TASK REQUIREMENTS:
The entire listing is to be repeated verbatim.

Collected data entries
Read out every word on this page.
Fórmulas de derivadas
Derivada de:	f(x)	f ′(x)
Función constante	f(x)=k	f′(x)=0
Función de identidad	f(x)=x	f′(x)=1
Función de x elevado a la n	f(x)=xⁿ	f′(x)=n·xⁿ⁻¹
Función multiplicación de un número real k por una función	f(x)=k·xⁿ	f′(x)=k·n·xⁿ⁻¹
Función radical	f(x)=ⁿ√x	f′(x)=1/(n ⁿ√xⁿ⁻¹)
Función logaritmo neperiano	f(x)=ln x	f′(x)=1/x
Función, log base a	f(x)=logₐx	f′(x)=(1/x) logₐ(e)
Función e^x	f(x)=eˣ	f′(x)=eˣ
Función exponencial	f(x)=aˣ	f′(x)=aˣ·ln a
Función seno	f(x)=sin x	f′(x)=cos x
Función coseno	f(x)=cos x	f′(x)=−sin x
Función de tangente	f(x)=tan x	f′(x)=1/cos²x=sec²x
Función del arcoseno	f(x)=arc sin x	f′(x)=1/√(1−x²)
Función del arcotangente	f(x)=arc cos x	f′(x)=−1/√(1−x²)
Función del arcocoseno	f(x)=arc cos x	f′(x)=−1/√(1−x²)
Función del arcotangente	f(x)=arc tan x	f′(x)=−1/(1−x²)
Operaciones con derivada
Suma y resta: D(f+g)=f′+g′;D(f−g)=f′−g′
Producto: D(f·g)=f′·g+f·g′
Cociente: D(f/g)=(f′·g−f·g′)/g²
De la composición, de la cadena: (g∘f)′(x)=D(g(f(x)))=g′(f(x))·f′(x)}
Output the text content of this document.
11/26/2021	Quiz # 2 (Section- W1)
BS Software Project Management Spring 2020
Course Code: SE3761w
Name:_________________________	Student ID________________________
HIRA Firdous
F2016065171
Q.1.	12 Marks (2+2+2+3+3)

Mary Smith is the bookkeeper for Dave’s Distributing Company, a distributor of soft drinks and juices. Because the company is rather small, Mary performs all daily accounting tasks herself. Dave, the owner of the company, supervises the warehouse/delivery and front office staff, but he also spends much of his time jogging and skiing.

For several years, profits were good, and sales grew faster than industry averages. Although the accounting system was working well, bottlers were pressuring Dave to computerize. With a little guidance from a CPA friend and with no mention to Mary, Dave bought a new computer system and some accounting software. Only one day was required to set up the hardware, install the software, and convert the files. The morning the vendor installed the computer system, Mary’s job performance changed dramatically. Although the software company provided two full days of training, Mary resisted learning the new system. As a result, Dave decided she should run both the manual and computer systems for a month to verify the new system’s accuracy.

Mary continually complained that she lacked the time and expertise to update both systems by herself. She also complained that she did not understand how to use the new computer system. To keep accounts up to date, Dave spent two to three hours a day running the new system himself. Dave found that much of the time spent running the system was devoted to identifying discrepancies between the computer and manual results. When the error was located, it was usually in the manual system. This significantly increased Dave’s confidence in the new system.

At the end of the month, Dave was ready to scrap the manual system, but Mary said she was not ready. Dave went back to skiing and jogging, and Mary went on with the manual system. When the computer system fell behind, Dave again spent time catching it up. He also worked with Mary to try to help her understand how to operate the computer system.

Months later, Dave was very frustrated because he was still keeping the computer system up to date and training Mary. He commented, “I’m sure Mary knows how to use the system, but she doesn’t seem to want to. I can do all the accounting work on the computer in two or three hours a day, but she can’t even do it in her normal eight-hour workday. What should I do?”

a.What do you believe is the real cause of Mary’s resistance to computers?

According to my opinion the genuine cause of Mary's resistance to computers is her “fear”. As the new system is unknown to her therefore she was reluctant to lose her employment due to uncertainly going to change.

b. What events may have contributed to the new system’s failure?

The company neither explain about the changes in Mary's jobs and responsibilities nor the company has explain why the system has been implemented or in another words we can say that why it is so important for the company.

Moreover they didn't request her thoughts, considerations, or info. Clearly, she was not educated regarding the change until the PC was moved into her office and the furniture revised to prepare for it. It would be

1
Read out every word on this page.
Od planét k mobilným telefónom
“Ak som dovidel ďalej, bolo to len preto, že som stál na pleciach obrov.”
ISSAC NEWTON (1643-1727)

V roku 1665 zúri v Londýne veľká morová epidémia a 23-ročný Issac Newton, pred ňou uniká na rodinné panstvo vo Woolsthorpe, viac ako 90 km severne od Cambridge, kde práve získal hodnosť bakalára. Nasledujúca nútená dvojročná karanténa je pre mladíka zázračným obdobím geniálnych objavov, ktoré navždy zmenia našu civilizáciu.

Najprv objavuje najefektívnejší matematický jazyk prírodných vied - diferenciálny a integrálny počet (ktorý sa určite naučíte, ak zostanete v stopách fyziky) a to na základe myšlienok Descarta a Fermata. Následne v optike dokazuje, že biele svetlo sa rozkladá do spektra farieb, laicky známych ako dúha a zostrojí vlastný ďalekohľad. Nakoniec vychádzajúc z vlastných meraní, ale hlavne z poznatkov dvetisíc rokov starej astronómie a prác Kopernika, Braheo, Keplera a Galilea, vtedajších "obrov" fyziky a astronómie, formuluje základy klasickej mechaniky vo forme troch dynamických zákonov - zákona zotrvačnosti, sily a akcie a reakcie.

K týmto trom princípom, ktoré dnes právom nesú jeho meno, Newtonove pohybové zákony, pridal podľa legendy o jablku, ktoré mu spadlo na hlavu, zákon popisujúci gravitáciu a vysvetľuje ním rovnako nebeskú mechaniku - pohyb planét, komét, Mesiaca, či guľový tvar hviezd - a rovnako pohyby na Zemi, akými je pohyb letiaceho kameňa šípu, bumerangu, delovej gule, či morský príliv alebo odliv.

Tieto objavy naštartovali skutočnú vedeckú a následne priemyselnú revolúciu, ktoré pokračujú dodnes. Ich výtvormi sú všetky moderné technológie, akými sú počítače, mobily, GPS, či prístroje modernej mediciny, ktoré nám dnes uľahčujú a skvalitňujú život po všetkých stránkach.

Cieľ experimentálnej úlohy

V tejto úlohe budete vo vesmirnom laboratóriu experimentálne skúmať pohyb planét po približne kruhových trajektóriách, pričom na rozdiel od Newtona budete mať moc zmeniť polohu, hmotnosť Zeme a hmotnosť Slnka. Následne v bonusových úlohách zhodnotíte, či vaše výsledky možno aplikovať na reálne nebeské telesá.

TASK RESPONSE:
Read out every word on this page.
Fórmulas de derivadas
Derivada de:	f(x)	f ′(x)
Función constante	f(x)=k	f′(x)=0
Función de identidad	f(x)=x	f′(x)=1
Función de x elevado a la n	f(x)=xⁿ	f′(x)=n·xⁿ⁻¹
Función multiplicación de un número real k por una función	f(x)=k·xⁿ	f′(x)=k·n·xⁿ⁻¹
Función radical	f(x)=ⁿ√x	f′(x)=1/(n ⁿ√xⁿ⁻¹)
Función logaritmo neperiano	f(x)=ln x	f′(x)=1/x
Función, log base a	f(x)=logₐx	f′(x)=(1/x) logₐ(e)
Función e^x	f(x)=eˣ	f′(x)=eˣ
Función exponencial	f(x)=aˣ	f′(x)=aˣ·ln a
Función seno	f(x)=sin x	f′(x)=cos x
Función coseno	f(x)=cos x	f′(x)=−sin x
Función de tangente	f(x)=tan x	f′(x)=1/cos²x=sec²x
Función del arcoseno	f(x)=arc sin x	f′(x)=1/√(1−x²)
Función del arcotangente	f(x)=arc cos x	f′(x)=−1/√(1−x²)
Función del arcocoseno	f(x)=arc cos x	f′(x)=−1/√(1−x²)
Función del arcotangente	f(x)=arc tan x	f′(x)=−1/(1−x²)
Operaciones con derivada
Suma y resta: D(f+g)=f′+g′;D(f−g)=f′−g′
Producto: D(f·g)=f′·g+f·g′
Cociente: D(f/g)=(f′·g−f·g′)/g²
De la composición, de la cadena: (g∘f)′(x)=D(g(f(x)))=g′(f(x))·f′(x)}
Output the text content of this document.
11/26/2021	Quiz # 2 (Section- W1)
BS Software Project Management Spring 2020
Course Code: SE3761w
Name:_________________________	Student ID________________________
HIRA Firdous
F2016065171
Q.1.	12 Marks (2+2+2+3+3)

Mary Smith is the bookkeeper for Dave’s Distributing Company, a distributor of soft drinks and juices. Because the company is rather small, Mary performs all daily accounting tasks herself. Dave, the owner of the company, supervises the warehouse/delivery and front office staff, but he also spends much of his time jogging and skiing.

For several years, profits were good, and sales grew faster than industry averages. Although the accounting system was working well, bottlers were pressuring Dave to computerize. With a little guidance from a CPA friend and with no mention to Mary, Dave bought a new computer system and some accounting software. Only one day was required to set up the hardware, install the software, and convert the files. The morning the vendor installed the computer system, Mary’s job performance changed dramatically. Although the software company provided two full days of training, Mary resisted learning the new system. As a result, Dave decided she should run both the manual and computer systems for a month to verify the new system’s accuracy.

Mary continually complained that she lacked the time and expertise to update both systems by herself. She also complained that she did not understand how to use the new computer system. To keep accounts up to date, Dave spent two to three hours a day running the new system himself. Dave found that much of the time spent running the system was devoted to identifying discrepancies between the computer and manual results. When the error was located, it was usually in the manual system. This significantly increased Dave’s confidence in the new system.

At the end of the month, Dave was ready to scrap the manual system, but Mary said she was not ready. Dave went back to skiing and jogging, and Mary went on with the manual system. When the computer system fell behind, Dave again spent time catching it up. He also worked with Mary to try to help her understand how to operate the computer system.

Months later, Dave was very frustrated because he was still keeping the computer system up to date and training Mary. He commented, “I’m sure Mary knows how to use the system, but she doesn’t seem to want to. I can do all the accounting work on the computer in two or three hours a day, but she can’t even do it in her normal eight-hour workday. What should I do?”

a.What do you believe is the real cause of Mary’s resistance to computers?

According to my opinion the genuine cause of Mary's resistance to computers is her “fear”. As the new system is unknown to her therefore she was reluctant to lose her employment due to uncertainly going to change.

b. What events may have contributed to the new system’s failure?

The company neither explain about the changes in Mary's jobs and responsibilities nor the company has explain why the system has been implemented or in another words we can say that why it is so important for the company.

Moreover they didn't request her thoughts, considerations, or info. Clearly, she was not educated regarding the change until the PC was moved into her office and the furniture revised to prepare for it. It would be

1
Read out every word on this page.
Od planét k mobilným telefónom
“Ak som dovidel ďalej, bolo to len preto, že som stál na pleciach obrov.”
ISSAC NEWTON (1643-1727)

V roku 1665 zúri v Londýne veľká morová epidémia a 23-ročný Issac Newton, pred ňou uniká na rodinné panstvo vo Woolsthorpe, viac ako 90 km severne od Cambridge, kde práve získal hodnosť bakalára. Nasledujúca nútená dvojročná karanténa je pre mladíka zázračným obdobím geniálnych objavov, ktoré navždy zmenia našu civilizáciu.

Najprv objavuje najefektívnejší matematický jazyk prírodných vied - diferenciálny a integrálny počet (ktorý sa určite naučíte, ak zostanete v stopách fyziky) a to na základe myšlienok Descarta a Fermata. Následne v optike dokazuje, že biele svetlo sa rozkladá do spektra farieb, laicky známych ako dúha a zostrojí vlastný ďalekohľad. Nakoniec vychádzajúc z vlastných meraní, ale hlavne z poznatkov dvetisíc rokov starej astronómie a prác Kopernika, Braheo, Keplera a Galilea, vtedajších "obrov" fyziky a astronómie, formuluje základy klasickej mechaniky vo forme troch dynamických zákonov - zákona zotrvačnosti, sily a akcie a reakcie.

K týmto trom princípom, ktoré dnes právom nesú jeho meno, Newtonove pohybové zákony, pridal podľa legendy o jablku, ktoré mu spadlo na hlavu, zákon popisujúci gravitáciu a vysvetľuje ním rovnako nebeskú mechaniku - pohyb planét, komét, Mesiaca, či guľový tvar hviezd - a rovnako pohyby na Zemi, akými je pohyb letiaceho kameňa šípu, bumerangu, delovej gule, či morský príliv alebo odliv.

Tieto objavy naštartovali skutočnú vedeckú a následne priemyselnú revolúciu, ktoré pokračujú dodnes. Ich výtvormi sú všetky moderné technológie, akými sú počítače, mobily, GPS, či prístroje modernej mediciny, ktoré nám dnes uľahčujú a skvalitňujú život po všetkých stránkach.

Cieľ experimentálnej úlohy

V tejto úlohe budete vo vesmirnom laboratóriu experimentálne skúmať pohyb planét po približne kruhových trajektóriách, pričom na rozdiel od Newtona budete mať moc zmeniť polohu, hmotnosť Zeme a hmotnosť Slnka. Následne v bonusových úlohách zhodnotíte, či vaše výsledky možno aplikovať na reálne nebeské telesá.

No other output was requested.